> **INSTRUCTIONS TO FOLLOW**: Can you output the material exactly as written, minus any pictures it holds?

########

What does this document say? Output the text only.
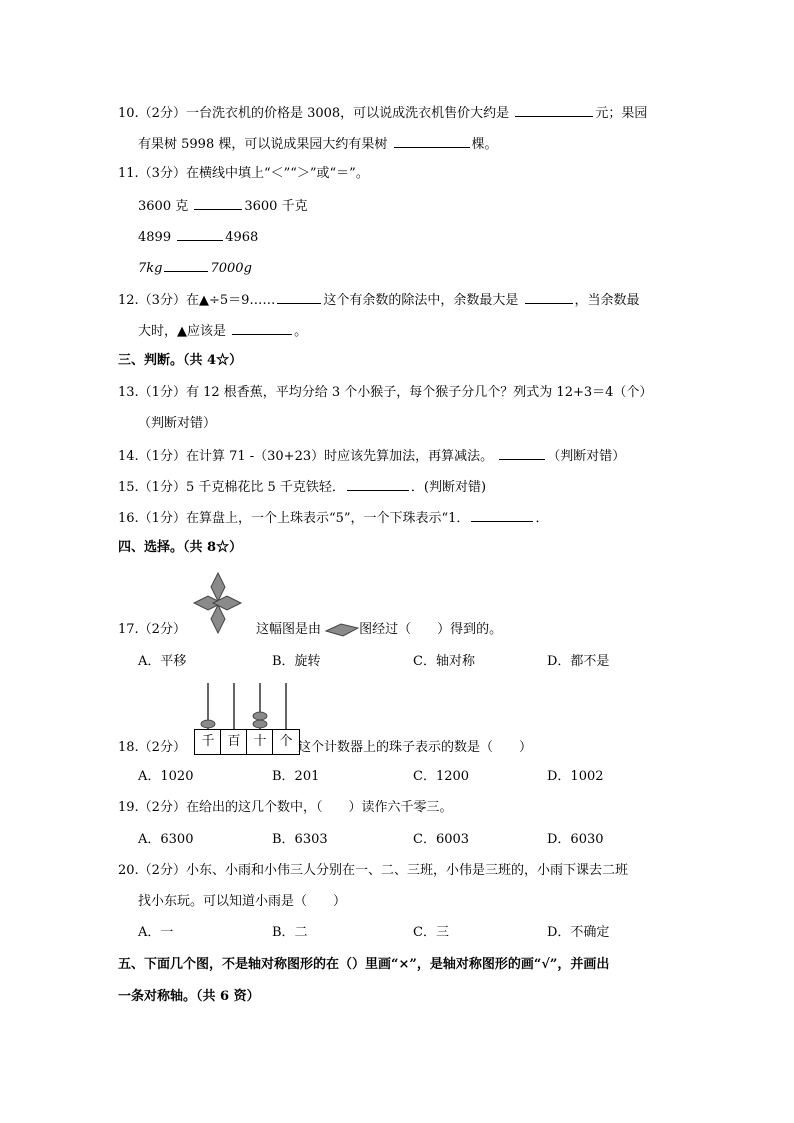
10.（2分）一台洗衣机的价格是 3008，可以说成洗衣机售价大约是	元；果园
有果树 5998 棵，可以说成果园大约有果树	棵。
11.（3分）在横线中填上“＜”“＞”或“＝”。
3600 克	3600 千克
4899	4968
7kg	7000g
12.（3分）在▲÷5＝9……	这个有余数的除法中，余数最大是	，当余数最
大时，▲应该是	。
三、判断。（共 4☆）
13.（1分）有 12 根香蕉，平均分给 3 个小猴子，每个猴子分几个？列式为 12+3＝4（个）
（判断对错）
14.（1分）在计算 71 -（30+23）时应该先算加法，再算减法。	（判断对错）
15.（1分）5 千克棉花比 5 千克铁轻．	．(判断对错)
16.（1分）在算盘上，一个上珠表示“5”，一个下珠表示“1．	．
四、选择。（共 8☆）
17.（2分）	这幅图是由	图经过（　　）得到的。
A．平移	B．旋转	C．轴对称	D．都不是
千 百 十 个
18.（2分）	这个计数器上的珠子表示的数是（　　）
A．1020	B．201	C．1200	D．1002
19.（2分）在给出的这几个数中，（　　）读作六千零三。
A．6300	B．6303	C．6003	D．6030
20.（2分）小东、小雨和小伟三人分别在一、二、三班，小伟是三班的，小雨下课去二班
找小东玩。可以知道小雨是（　　）
A．一	B．二	C．三	D．不确定
五、下面几个图，不是轴对称图形的在（）里画“×”，是轴对称图形的画“√”，并画出
一条对称轴。（共 6 资）
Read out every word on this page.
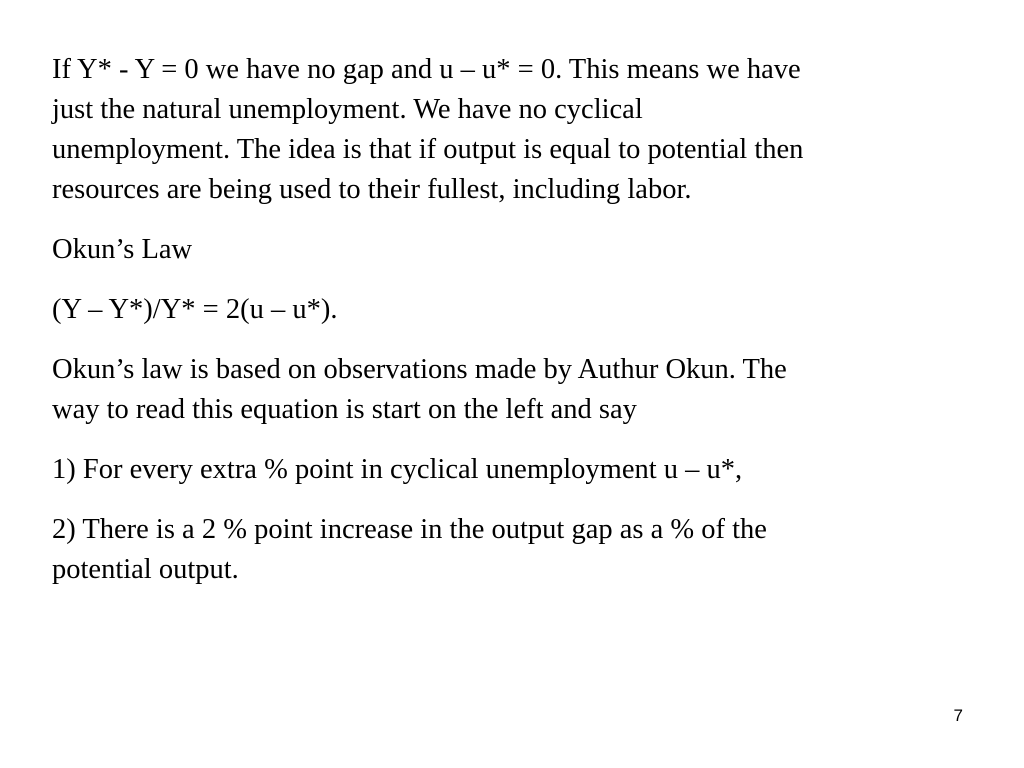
If Y* - Y = 0 we have no gap and u – u* = 0. This means we have
just the natural unemployment. We have no cyclical
unemployment. The idea is that if output is equal to potential then
resources are being used to their fullest, including labor.

Okun’s Law

(Y – Y*)/Y* = 2(u – u*).

Okun’s law is based on observations made by Authur Okun. The
way to read this equation is start on the left and say

1) For every extra % point in cyclical unemployment u – u*,

2) There is a 2 % point increase in the output gap as a % of the
potential output.

7
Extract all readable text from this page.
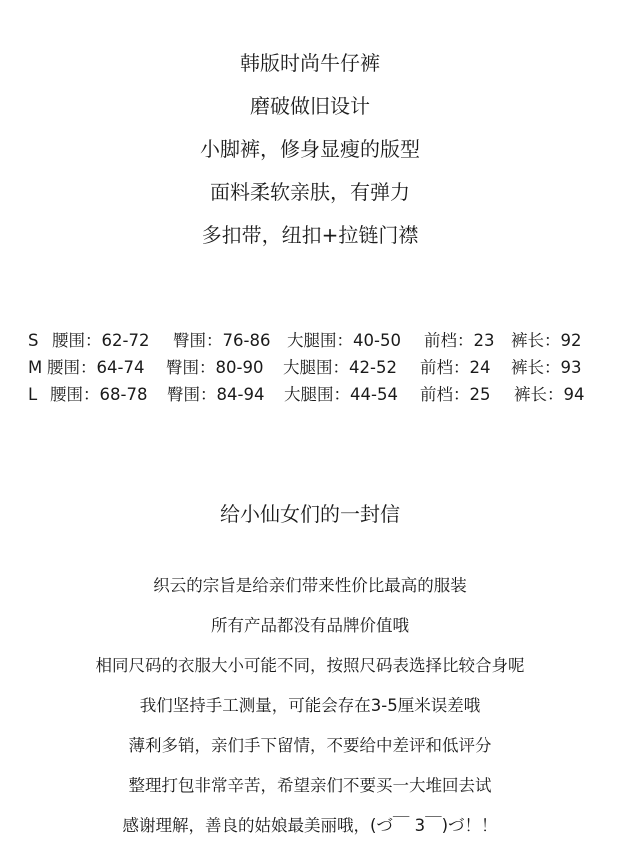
韩版时尚牛仔裤
磨破做旧设计
小脚裤，修身显瘦的版型
面料柔软亲肤，有弹力
多扣带，纽扣+拉链门襟
S 腰围：62-72 臀围：76-86 大腿围：40-50 前档：23 裤长：92
M 腰围：64-74 臀围：80-90 大腿围：42-52 前档：24 裤长：93
L 腰围：68-78 臀围：84-94 大腿围：44-54 前档：25 裤长：94
给小仙女们的一封信
织云的宗旨是给亲们带来性价比最高的服装
所有产品都没有品牌价值哦
相同尺码的衣服大小可能不同，按照尺码表选择比较合身呢
我们坚持手工测量，可能会存在3-5厘米误差哦
薄利多销，亲们手下留情，不要给中差评和低评分
整理打包非常辛苦，希望亲们不要买一大堆回去试
感谢理解，善良的姑娘最美丽哦，(づ￣ 3￣)づ！！
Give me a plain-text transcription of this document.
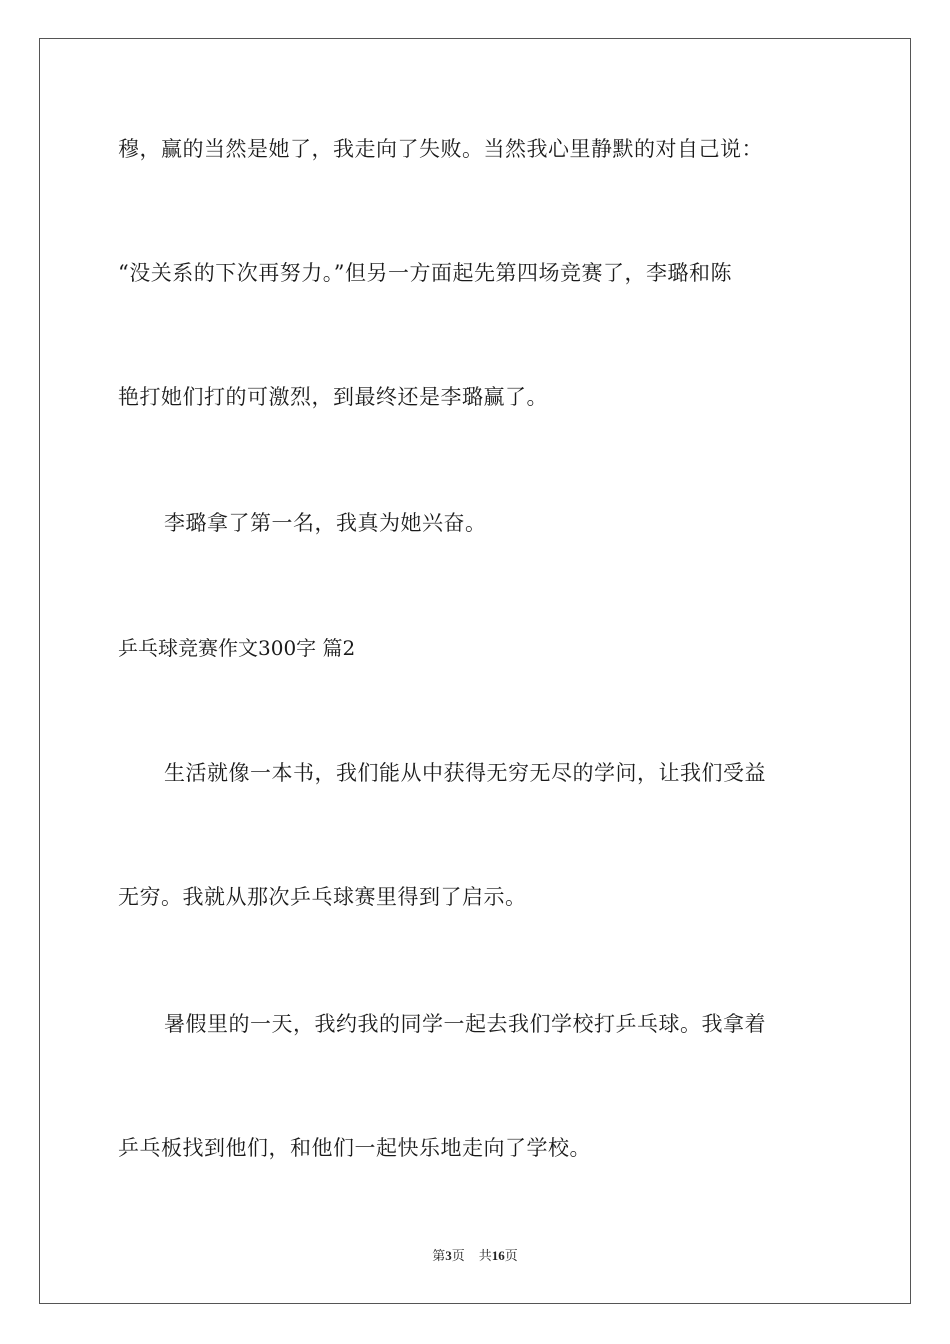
穆，赢的当然是她了，我走向了失败。当然我心里静默的对自己说：
“没关系的下次再努力。”但另一方面起先第四场竞赛了，李璐和陈
艳打她们打的可激烈，到最终还是李璐赢了。
李璐拿了第一名，我真为她兴奋。
乒乓球竞赛作文300字 篇2
生活就像一本书，我们能从中获得无穷无尽的学问，让我们受益
无穷。我就从那次乒乓球赛里得到了启示。
暑假里的一天，我约我的同学一起去我们学校打乒乓球。我拿着
乒乓板找到他们，和他们一起快乐地走向了学校。
第3页 共16页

########

> **PROBLEM SOLUTION**:
What does this document say? Output the text only.
10.（2分）一台洗衣机的价格是 3008，可以说成洗衣机售价大约是	元；果园
有果树 5998 棵，可以说成果园大约有果树	棵。
11.（3分）在横线中填上“＜”“＞”或“＝”。
3600 克	3600 千克
4899	4968
7kg	7000g
12.（3分）在▲÷5＝9……	这个有余数的除法中，余数最大是	，当余数最
大时，▲应该是	。
三、判断。（共 4☆）
13.（1分）有 12 根香蕉，平均分给 3 个小猴子，每个猴子分几个？列式为 12+3＝4（个）
（判断对错）
14.（1分）在计算 71 -（30+23）时应该先算加法，再算减法。	（判断对错）
15.（1分）5 千克棉花比 5 千克铁轻．	．(判断对错)
16.（1分）在算盘上，一个上珠表示“5”，一个下珠表示“1．	．
四、选择。（共 8☆）
17.（2分）	这幅图是由	图经过（　　）得到的。
A．平移	B．旋转	C．轴对称	D．都不是
千 百 十 个
18.（2分）	这个计数器上的珠子表示的数是（　　）
A．1020	B．201	C．1200	D．1002
19.（2分）在给出的这几个数中，（　　）读作六千零三。
A．6300	B．6303	C．6003	D．6030
20.（2分）小东、小雨和小伟三人分别在一、二、三班，小伟是三班的，小雨下课去二班
找小东玩。可以知道小雨是（　　）
A．一	B．二	C．三	D．不确定
五、下面几个图，不是轴对称图形的在（）里画“×”，是轴对称图形的画“√”，并画出
一条对称轴。（共 6 资）
Read out every word on this page.
If Y* - Y = 0 we have no gap and u – u* = 0. This means we have
just the natural unemployment. We have no cyclical
unemployment. The idea is that if output is equal to potential then
resources are being used to their fullest, including labor.

Okun’s Law

(Y – Y*)/Y* = 2(u – u*).

Okun’s law is based on observations made by Authur Okun. The
way to read this equation is start on the left and say

1) For every extra % point in cyclical unemployment u – u*,

2) There is a 2 % point increase in the output gap as a % of the
potential output.

7
Extract all readable text from this page.
韩版时尚牛仔裤
磨破做旧设计
小脚裤，修身显瘦的版型
面料柔软亲肤，有弹力
多扣带，纽扣+拉链门襟
S 腰围：62-72 臀围：76-86 大腿围：40-50 前档：23 裤长：92
M 腰围：64-74 臀围：80-90 大腿围：42-52 前档：24 裤长：93
L 腰围：68-78 臀围：84-94 大腿围：44-54 前档：25 裤长：94
给小仙女们的一封信
织云的宗旨是给亲们带来性价比最高的服装
所有产品都没有品牌价值哦
相同尺码的衣服大小可能不同，按照尺码表选择比较合身呢
我们坚持手工测量，可能会存在3-5厘米误差哦
薄利多销，亲们手下留情，不要给中差评和低评分
整理打包非常辛苦，希望亲们不要买一大堆回去试
感谢理解，善良的姑娘最美丽哦，(づ￣ 3￣)づ！！
Give me a plain-text transcription of this document.
穆，赢的当然是她了，我走向了失败。当然我心里静默的对自己说：
“没关系的下次再努力。”但另一方面起先第四场竞赛了，李璐和陈
艳打她们打的可激烈，到最终还是李璐赢了。
李璐拿了第一名，我真为她兴奋。
乒乓球竞赛作文300字 篇2
生活就像一本书，我们能从中获得无穷无尽的学问，让我们受益
无穷。我就从那次乒乓球赛里得到了启示。
暑假里的一天，我约我的同学一起去我们学校打乒乓球。我拿着
乒乓板找到他们，和他们一起快乐地走向了学校。
第3页 共16页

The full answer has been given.